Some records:
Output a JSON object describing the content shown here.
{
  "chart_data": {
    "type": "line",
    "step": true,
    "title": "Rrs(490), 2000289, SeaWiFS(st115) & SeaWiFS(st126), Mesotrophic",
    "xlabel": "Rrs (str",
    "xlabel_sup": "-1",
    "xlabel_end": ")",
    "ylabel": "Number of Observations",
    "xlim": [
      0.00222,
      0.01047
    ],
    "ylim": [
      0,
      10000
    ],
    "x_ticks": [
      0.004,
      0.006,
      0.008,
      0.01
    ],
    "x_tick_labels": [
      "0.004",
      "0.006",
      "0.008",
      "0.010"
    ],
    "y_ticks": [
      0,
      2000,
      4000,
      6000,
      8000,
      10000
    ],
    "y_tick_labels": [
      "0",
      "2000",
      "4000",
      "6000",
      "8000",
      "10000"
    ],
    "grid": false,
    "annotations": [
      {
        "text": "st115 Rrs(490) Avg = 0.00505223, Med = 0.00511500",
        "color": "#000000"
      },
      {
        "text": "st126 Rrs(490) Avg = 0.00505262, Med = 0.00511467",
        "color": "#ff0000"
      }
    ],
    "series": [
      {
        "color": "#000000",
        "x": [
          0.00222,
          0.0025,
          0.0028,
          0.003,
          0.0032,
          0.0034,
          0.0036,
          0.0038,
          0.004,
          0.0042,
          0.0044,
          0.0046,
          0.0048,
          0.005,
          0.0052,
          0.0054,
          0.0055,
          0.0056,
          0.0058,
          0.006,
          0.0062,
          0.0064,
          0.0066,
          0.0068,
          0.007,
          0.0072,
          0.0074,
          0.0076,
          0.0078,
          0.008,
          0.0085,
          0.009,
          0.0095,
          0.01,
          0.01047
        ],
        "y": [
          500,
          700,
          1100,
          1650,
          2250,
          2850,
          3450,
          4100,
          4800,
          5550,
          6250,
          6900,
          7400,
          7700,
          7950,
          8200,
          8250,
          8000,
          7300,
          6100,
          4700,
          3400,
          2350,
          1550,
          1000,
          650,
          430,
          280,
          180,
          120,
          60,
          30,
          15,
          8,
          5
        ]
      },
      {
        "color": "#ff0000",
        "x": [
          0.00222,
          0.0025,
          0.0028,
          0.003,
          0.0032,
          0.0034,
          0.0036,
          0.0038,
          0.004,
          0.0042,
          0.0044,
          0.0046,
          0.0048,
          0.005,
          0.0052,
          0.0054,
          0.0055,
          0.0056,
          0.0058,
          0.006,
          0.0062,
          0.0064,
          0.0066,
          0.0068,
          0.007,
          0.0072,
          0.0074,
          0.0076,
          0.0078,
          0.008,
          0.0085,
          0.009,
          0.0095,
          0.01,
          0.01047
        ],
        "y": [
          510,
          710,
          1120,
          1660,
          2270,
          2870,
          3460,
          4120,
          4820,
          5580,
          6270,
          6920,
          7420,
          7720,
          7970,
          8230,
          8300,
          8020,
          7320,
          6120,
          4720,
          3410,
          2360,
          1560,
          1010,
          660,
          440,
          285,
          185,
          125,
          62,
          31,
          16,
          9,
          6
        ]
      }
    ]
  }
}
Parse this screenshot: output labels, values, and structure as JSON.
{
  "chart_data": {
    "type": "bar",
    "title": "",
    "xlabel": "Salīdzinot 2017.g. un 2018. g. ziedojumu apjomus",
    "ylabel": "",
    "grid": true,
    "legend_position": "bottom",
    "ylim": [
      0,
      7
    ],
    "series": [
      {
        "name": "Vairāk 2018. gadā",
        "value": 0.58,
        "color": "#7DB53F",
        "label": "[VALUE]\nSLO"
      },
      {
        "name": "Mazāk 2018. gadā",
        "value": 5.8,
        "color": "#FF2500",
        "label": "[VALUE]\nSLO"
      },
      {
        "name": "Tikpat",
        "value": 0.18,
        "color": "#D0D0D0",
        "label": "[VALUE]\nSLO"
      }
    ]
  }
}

*Problem requirements*.
Extract every line containing the string "color" from the data above.

*Response*.
        "color": "#000000"
        "color": "#ff0000"
        "color": "#000000",
        "color": "#ff0000",
        "color": "#7DB53F",
        "color": "#FF2500",
        "color": "#D0D0D0",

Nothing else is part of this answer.